**Exercise details**
Copy the part of the items that opens at their first line and closes with the line containing "value-label-girls: 39: [609, 500, 631, 522]", both ends included, reproducing each line with no changes.

**Data for processing**
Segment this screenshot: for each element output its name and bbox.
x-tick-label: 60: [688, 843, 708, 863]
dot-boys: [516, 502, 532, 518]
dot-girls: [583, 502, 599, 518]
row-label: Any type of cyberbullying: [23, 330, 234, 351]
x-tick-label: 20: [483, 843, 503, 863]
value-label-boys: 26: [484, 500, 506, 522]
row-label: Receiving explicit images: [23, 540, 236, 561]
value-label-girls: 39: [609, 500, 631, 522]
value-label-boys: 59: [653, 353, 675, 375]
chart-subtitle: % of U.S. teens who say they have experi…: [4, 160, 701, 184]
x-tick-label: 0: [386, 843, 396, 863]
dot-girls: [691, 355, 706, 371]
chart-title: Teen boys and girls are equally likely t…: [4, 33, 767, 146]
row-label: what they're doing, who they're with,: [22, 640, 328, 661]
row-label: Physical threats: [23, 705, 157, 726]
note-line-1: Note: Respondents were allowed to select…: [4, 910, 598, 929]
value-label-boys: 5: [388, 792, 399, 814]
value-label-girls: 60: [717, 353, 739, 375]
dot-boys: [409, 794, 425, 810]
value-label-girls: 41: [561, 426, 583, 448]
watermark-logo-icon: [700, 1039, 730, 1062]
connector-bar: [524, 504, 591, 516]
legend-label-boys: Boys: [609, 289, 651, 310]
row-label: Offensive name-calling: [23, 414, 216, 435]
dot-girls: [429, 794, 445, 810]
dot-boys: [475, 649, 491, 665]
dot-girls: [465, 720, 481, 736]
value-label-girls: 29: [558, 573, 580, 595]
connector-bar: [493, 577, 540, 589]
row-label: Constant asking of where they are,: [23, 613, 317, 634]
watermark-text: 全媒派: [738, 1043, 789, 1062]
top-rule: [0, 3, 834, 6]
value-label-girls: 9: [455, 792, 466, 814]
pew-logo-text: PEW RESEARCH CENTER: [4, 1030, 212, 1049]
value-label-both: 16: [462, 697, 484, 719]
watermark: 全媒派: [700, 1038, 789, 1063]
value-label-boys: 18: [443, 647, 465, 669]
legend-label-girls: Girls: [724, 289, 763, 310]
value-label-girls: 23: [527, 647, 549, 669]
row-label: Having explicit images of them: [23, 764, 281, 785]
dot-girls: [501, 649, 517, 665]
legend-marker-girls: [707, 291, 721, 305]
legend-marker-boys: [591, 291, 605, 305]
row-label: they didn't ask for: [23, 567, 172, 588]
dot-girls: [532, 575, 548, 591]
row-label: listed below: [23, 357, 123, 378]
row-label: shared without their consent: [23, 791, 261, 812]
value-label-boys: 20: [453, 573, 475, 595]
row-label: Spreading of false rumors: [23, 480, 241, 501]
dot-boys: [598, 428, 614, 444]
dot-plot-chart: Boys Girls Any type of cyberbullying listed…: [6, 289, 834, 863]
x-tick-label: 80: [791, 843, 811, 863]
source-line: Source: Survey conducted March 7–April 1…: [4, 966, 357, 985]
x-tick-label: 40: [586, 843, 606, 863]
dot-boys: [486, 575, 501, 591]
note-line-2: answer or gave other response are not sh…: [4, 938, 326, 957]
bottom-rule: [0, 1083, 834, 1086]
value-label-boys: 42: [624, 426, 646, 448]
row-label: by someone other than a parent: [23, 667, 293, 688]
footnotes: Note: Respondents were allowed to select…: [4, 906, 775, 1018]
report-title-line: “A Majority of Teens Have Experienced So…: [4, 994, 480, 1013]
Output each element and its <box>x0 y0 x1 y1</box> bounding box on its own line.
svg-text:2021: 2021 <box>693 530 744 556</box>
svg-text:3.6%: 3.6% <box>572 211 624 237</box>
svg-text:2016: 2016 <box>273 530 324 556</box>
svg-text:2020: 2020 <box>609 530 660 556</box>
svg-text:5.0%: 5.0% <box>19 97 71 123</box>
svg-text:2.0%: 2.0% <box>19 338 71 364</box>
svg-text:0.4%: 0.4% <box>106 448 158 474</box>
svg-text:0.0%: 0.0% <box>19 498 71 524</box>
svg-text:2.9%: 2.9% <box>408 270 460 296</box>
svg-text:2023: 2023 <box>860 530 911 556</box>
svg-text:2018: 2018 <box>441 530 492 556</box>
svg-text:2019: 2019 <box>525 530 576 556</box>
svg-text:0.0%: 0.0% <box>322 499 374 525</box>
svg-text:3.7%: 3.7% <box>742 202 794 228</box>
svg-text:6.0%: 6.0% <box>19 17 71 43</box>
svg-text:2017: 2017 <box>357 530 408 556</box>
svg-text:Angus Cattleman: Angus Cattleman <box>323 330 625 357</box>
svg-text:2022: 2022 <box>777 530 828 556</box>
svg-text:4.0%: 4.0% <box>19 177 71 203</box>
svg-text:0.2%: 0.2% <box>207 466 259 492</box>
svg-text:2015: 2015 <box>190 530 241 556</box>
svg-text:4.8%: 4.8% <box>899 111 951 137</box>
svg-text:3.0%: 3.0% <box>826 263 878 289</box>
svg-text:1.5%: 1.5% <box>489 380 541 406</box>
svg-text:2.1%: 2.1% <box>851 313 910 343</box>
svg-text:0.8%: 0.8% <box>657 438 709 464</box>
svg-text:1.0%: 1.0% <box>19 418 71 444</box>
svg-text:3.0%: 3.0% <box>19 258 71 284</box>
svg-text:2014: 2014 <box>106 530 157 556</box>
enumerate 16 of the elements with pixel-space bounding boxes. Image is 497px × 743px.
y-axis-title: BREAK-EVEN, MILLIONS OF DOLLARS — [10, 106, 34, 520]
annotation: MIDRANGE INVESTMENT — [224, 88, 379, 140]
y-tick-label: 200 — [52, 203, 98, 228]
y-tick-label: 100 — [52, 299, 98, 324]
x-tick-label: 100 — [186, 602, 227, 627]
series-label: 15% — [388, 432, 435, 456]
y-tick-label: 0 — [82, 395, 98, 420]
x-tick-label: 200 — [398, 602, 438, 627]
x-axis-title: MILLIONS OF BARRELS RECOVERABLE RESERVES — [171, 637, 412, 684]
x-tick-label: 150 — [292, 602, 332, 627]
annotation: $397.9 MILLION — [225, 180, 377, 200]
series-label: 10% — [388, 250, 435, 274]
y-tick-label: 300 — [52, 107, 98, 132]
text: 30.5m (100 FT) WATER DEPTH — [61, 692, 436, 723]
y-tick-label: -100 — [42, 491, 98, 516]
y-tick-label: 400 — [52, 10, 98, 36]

**Response to the task**
Segment this screenshot: for each element output its name and bbox.
x-tick-label: 60: [688, 843, 708, 863]
dot-boys: [516, 502, 532, 518]
dot-girls: [583, 502, 599, 518]
row-label: Any type of cyberbullying: [23, 330, 234, 351]
x-tick-label: 20: [483, 843, 503, 863]
value-label-boys: 26: [484, 500, 506, 522]
row-label: Receiving explicit images: [23, 540, 236, 561]
value-label-girls: 39: [609, 500, 631, 522]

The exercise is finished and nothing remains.